GIVEN INSTRUCTION:
Scan the data below for the string "размещения". Show every line where it turns up.
##########
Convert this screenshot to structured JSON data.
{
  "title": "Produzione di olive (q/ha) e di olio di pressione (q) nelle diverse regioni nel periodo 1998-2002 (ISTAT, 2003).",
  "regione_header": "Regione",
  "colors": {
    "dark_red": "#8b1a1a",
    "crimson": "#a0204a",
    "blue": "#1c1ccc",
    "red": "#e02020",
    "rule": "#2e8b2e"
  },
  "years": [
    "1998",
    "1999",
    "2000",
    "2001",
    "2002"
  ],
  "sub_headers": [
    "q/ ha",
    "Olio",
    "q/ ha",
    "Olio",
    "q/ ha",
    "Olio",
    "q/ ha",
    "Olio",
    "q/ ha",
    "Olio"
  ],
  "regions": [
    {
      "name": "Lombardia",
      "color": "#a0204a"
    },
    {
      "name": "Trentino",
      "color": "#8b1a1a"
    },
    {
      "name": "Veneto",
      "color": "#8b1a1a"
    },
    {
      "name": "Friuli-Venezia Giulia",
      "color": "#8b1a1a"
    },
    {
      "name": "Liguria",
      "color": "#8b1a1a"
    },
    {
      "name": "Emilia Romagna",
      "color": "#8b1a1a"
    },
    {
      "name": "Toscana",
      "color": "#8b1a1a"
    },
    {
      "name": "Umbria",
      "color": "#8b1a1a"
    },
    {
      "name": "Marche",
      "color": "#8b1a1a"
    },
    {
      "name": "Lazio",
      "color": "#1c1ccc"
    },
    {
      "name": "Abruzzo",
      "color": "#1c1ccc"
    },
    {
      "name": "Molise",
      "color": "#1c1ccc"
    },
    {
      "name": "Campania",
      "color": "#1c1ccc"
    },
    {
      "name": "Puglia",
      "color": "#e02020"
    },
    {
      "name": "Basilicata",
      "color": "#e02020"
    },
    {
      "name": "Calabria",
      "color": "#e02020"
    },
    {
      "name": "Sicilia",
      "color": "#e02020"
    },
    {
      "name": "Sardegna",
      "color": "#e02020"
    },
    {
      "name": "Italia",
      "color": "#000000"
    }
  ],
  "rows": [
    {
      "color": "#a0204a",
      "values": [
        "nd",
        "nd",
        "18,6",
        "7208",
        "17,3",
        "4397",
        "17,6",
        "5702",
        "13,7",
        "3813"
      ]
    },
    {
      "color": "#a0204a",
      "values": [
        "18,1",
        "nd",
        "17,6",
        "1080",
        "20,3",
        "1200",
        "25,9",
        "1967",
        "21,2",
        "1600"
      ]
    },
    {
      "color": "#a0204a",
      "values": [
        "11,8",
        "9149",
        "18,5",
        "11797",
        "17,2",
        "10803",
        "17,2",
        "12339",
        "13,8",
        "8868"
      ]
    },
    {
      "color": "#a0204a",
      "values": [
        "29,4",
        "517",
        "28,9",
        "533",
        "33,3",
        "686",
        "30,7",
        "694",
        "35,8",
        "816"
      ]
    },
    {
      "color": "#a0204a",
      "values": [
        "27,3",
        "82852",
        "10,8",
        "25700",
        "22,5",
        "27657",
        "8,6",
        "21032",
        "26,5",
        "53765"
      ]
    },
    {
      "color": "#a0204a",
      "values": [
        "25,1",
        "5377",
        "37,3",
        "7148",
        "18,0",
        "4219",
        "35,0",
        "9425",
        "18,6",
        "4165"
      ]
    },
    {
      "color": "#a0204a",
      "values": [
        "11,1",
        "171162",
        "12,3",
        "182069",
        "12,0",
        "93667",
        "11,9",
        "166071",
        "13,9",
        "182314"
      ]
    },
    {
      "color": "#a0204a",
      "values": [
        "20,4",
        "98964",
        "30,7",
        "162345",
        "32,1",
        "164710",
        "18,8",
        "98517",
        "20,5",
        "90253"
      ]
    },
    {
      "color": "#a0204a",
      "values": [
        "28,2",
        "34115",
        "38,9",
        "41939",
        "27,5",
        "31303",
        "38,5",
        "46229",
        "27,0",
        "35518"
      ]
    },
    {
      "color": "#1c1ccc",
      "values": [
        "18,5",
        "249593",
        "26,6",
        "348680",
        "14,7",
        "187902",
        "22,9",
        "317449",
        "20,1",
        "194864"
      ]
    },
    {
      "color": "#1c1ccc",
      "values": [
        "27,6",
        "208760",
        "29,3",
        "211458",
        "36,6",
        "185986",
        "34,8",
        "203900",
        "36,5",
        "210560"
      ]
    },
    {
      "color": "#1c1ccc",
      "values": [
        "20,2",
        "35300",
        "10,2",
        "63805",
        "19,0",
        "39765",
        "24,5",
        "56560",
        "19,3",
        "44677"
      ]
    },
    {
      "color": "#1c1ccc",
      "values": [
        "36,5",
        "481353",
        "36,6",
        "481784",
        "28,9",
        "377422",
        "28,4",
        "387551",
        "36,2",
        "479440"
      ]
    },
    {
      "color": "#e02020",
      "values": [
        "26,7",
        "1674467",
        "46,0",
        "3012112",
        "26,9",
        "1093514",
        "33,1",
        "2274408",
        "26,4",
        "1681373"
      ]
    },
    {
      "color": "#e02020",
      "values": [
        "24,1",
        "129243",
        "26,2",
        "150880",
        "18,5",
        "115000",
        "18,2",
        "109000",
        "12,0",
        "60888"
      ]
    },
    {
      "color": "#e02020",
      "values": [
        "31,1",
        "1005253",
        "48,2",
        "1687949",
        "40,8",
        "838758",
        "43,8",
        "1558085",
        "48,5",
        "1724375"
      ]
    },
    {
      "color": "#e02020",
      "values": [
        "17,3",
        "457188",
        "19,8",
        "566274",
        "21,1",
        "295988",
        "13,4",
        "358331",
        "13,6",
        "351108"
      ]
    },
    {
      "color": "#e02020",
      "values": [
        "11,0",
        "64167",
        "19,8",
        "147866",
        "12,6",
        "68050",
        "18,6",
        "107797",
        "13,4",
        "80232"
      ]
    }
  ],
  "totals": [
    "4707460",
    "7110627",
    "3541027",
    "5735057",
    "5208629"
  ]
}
##########
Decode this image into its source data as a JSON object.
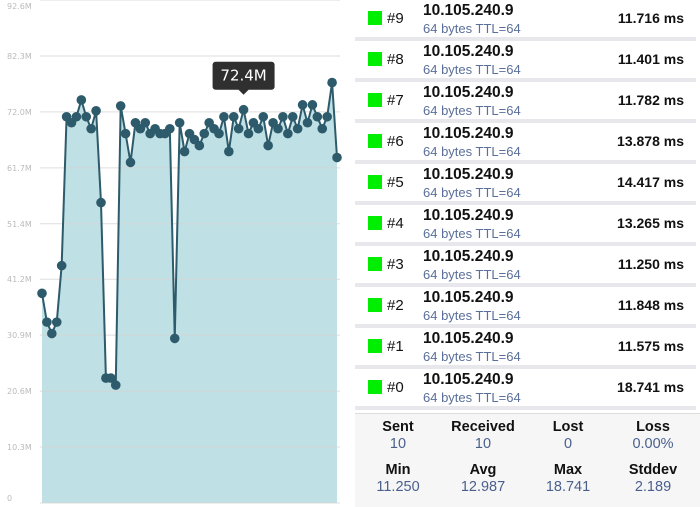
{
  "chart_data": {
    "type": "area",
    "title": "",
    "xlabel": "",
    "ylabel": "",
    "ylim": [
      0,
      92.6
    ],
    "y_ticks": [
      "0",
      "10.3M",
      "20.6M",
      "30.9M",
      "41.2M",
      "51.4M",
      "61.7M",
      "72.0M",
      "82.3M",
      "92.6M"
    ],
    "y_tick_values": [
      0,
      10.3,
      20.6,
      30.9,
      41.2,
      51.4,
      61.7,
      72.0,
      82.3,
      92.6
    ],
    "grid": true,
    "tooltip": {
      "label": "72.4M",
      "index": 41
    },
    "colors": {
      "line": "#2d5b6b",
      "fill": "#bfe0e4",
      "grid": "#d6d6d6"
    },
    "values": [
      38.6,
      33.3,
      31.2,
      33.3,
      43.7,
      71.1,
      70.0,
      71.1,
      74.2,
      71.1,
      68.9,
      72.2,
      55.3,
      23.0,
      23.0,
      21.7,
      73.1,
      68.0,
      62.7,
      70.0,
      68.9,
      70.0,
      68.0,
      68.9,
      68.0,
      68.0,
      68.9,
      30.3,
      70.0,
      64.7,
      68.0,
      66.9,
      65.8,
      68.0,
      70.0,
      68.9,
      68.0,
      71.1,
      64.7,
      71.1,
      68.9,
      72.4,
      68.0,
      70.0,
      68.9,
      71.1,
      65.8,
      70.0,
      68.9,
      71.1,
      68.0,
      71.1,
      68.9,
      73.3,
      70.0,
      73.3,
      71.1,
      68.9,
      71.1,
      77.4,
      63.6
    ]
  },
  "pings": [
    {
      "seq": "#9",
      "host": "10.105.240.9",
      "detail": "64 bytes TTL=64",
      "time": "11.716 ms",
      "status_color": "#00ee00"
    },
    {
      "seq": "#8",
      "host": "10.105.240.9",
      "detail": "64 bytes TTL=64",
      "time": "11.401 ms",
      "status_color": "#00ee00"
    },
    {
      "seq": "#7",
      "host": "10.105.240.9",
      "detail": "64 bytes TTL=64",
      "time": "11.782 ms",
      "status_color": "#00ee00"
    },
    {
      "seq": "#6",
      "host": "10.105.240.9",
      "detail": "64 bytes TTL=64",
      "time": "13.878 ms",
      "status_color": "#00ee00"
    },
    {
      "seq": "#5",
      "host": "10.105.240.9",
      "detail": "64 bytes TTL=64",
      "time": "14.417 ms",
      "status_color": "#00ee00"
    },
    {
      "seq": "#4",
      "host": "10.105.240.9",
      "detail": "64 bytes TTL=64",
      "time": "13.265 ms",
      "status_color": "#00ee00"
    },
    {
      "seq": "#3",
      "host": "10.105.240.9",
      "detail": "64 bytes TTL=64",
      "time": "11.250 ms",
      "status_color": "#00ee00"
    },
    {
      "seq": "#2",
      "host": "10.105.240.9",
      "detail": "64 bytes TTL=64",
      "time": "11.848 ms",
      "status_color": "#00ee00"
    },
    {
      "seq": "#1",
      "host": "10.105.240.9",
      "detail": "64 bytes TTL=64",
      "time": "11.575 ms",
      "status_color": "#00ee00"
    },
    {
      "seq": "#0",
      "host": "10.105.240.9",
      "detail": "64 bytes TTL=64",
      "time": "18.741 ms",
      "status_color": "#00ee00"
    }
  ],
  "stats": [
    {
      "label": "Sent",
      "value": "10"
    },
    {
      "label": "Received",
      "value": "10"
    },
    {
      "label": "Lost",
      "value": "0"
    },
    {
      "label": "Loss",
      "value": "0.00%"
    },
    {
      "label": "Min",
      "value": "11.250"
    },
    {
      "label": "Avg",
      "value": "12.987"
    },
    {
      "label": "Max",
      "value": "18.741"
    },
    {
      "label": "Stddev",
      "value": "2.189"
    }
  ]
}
##########
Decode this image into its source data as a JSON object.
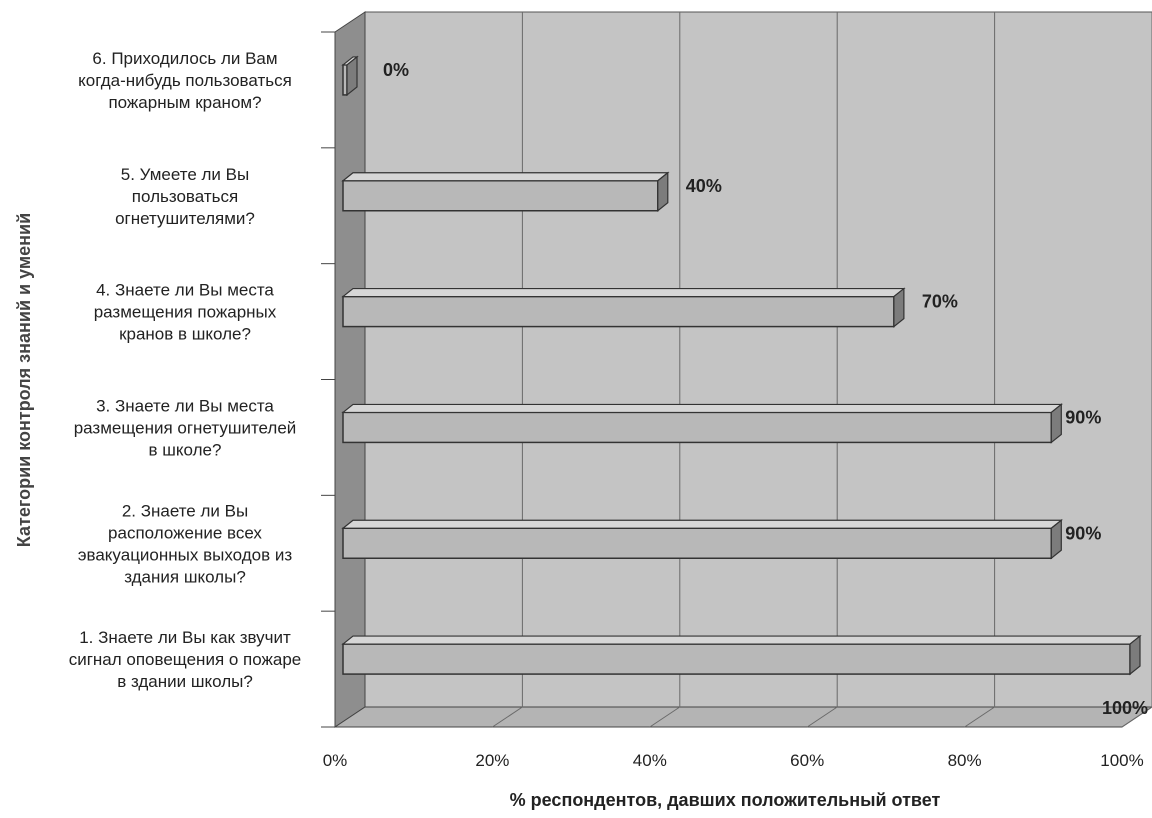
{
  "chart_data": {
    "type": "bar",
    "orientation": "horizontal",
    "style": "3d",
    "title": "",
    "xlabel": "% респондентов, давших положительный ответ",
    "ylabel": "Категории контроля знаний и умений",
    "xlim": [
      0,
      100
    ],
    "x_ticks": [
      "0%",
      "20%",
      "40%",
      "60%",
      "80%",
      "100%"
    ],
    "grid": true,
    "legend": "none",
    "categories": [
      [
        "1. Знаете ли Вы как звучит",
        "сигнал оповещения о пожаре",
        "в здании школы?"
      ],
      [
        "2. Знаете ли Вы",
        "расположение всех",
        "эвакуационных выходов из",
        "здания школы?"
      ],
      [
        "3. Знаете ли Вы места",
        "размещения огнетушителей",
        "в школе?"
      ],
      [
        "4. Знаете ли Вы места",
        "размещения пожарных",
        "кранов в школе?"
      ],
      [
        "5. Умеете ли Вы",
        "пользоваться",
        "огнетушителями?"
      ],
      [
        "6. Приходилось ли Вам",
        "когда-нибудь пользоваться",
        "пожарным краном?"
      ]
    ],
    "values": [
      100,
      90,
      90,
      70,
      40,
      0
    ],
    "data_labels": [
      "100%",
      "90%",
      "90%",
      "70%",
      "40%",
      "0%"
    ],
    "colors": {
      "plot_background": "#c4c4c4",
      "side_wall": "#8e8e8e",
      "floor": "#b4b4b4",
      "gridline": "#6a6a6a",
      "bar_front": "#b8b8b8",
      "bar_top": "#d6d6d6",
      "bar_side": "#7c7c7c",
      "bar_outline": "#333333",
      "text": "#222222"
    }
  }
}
##########
WRITTEN SOLUTION:
        "размещения огнетушителей",
        "размещения пожарных",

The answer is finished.